▸ **EXERCISES TO COMPLETE**
1. From the forum post about running Cylc on the Irene supercomputer, list every Cylc subcommand that the example job script invokes.
2. According to the forum post about running Cylc on the Irene supercomputer, how often must the batch job be resubmitted?

▸ **PROVIDED TEXT**

Dear Cylc support team,
We are working together with the TGCC support team to find a way to run Cylc on the Irene supercomputer, which has specific security policies that require us to use Cylc in a rather unusual way.
Context:
TGCC does not allow Cylc to run persistently in the background. As a result, we are forced to run Cylc within a batch job. Additionally, due to job time limits, we must resubmit the job every 24 hours, which means stopping the workflow and restarting it in a new job.
The main issue we’re facing is that when the job is resubmitted, it often runs on a different compute node, and the new instance of Cylc cannot connect to tasks still running on the previous node.
Example Script:
Here is a simplified example of the job script we’re using:
#!/bin/bash
#MSUB -T 180 #600
#MSUB -c 1
#MSUB -q rome
#MSUB -m scratch,work,store
#MSUB -o logs/test_reload_cylc%j.out
#MSUB -e logs/test_reload_cylc%j.err
###MSUB -A <projID>
###MSUB -Q <QOS>
# 1. Setup environment Modules
ml pu
module load cylc/8.3.4
STOP_ON_TIME=100 # time might need to be adapted!
WORKFLOW_DIR=$(dirname "$PWD")
WORKFLOW_NAME=$(basename "$PWD") # use the the current folder as the workflow name
cd "$WORKFLOW_DIR/$WORKFLOW_NAME" ### check whether this should be here!!!!!
# 2. Prepare workflow on the first submission
if [[ $FIRST_TIME != 0 ]]; then
cylc validate .
cylc install
fi
# 3. Play workflow
cylc play $WORKFLOW_NAME &
# 4. Stop and Clean workflow before the end of the bridge job
date
echo "Cylc will be stopped at ${STOP_ON_TIME}s before the end of the job."
sleep $(($BRIDGE_MSUB_MAXTIME - $STOP_ON_TIME)) && cylc stop --now ${WORKFLOW_NAME}
date
# 5. Re-sub the bridge job
echo "Relaunch now:"

▸ **SOURCE EXCERPT**
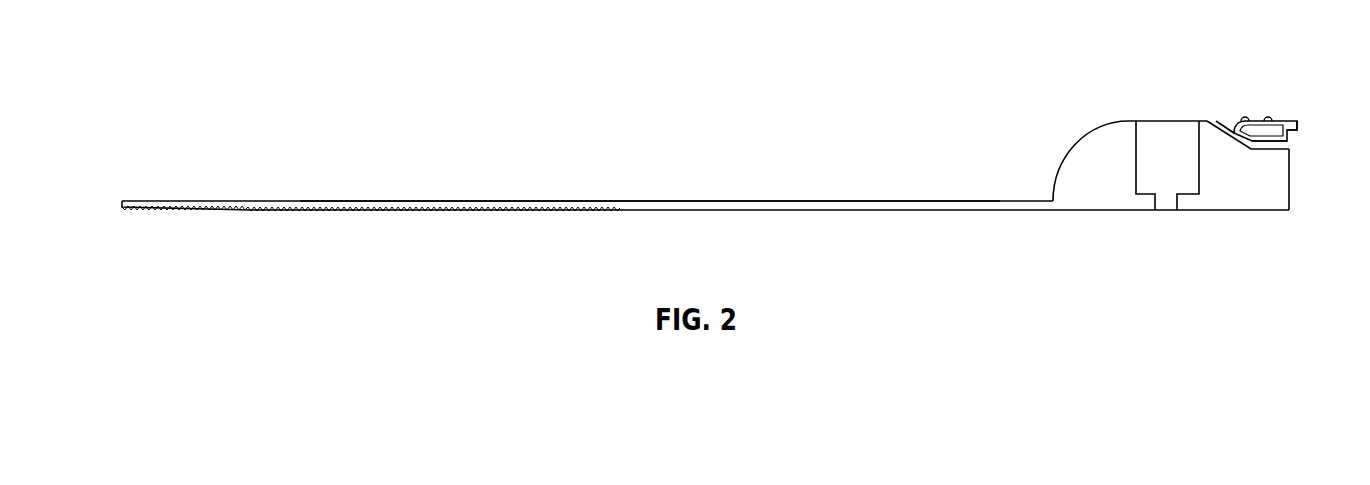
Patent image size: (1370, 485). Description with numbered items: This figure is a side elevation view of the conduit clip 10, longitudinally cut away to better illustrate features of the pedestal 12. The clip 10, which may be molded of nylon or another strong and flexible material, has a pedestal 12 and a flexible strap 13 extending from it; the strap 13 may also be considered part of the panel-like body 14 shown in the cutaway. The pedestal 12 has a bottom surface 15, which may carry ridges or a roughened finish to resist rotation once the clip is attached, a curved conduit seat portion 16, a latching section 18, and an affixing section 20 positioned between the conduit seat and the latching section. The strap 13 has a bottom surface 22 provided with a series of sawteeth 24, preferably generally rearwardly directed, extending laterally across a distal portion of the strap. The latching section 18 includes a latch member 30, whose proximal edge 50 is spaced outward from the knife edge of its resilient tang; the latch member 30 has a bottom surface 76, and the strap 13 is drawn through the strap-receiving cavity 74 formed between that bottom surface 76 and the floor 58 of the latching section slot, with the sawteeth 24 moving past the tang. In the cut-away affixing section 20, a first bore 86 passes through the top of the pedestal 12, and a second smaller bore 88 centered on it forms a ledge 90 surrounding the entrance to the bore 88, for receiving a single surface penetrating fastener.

▸ **EXPECTED ANSWERS**
1.
- validate
- install
- play
- stop

2. Every 24 hours.